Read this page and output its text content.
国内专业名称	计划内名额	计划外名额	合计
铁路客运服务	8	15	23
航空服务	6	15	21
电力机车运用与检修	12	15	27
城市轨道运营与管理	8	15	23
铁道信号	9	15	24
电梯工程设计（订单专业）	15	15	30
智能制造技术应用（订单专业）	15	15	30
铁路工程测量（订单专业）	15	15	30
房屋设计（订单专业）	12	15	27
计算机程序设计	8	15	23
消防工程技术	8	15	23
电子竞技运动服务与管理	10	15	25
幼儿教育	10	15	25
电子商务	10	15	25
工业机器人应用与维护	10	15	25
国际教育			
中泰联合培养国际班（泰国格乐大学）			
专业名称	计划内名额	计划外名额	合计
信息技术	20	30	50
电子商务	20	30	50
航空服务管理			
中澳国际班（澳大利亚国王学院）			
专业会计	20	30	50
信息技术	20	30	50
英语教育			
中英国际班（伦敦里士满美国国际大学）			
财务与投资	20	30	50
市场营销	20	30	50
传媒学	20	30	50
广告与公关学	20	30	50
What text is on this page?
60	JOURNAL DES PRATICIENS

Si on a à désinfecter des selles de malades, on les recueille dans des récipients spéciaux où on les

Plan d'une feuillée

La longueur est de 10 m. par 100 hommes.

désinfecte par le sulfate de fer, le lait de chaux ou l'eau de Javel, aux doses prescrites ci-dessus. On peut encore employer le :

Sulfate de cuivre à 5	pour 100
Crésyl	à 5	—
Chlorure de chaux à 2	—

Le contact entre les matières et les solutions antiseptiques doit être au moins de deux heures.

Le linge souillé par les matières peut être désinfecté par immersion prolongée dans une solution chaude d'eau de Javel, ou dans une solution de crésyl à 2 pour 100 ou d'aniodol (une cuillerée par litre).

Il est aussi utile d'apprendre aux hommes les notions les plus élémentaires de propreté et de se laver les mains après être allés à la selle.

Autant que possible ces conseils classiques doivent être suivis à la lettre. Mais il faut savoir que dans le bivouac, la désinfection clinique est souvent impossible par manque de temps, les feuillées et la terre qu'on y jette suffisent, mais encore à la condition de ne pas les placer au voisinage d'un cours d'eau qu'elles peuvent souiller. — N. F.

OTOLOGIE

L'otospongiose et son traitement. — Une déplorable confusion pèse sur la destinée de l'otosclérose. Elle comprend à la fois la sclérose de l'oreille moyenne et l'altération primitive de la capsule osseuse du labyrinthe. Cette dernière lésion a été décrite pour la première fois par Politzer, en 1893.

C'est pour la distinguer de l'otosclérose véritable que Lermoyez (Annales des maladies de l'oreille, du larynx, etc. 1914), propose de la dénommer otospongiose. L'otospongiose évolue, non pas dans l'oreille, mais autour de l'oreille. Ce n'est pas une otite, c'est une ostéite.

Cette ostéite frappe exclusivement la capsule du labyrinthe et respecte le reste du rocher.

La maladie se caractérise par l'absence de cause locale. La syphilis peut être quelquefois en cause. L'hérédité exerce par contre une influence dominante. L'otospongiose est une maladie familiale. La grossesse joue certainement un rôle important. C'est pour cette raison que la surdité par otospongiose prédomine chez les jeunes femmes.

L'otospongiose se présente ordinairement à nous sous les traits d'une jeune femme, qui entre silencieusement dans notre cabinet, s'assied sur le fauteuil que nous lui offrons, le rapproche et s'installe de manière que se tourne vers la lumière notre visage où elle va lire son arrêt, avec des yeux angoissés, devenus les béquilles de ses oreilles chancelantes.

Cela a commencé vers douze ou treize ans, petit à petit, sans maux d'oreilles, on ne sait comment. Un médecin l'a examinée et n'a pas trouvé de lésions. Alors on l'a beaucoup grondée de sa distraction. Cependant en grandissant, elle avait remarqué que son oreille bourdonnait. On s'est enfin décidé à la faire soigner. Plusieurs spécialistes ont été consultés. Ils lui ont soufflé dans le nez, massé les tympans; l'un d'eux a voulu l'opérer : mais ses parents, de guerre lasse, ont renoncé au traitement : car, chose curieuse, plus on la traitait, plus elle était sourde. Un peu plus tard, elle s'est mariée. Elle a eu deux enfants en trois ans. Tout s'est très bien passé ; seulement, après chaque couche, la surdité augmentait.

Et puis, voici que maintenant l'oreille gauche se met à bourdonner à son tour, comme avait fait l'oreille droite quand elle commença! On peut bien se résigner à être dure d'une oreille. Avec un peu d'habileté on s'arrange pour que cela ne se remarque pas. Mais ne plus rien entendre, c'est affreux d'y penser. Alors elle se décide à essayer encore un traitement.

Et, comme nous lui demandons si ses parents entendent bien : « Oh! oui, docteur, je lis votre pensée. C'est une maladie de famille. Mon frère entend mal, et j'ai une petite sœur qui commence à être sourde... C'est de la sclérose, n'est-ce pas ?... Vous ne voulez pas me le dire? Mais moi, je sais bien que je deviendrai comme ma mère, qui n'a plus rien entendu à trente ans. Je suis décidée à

= = = = = = =

## Task details
Scan the listing above for the word "otosclérose" and copy every line that holds it.

## Reply
L'otospongiose et son traitement. — Une déplorable confusion pèse sur la destinée de l'otosclérose. Elle comprend à la fois la sclérose de l'oreille moyenne et l'altération primitive de la capsule osseuse du labyrinthe. Cette dernière lésion a été décrite pour la première fois par Politzer, en 1893.
C'est pour la distinguer de l'otosclérose véritable que Lermoyez (Annales des maladies de l'oreille, du larynx, etc. 1914), propose de la dénommer otospongiose. L'otospongiose évolue, non pas dans l'oreille, mais autour de l'oreille. Ce n'est pas une otite, c'est une ostéite.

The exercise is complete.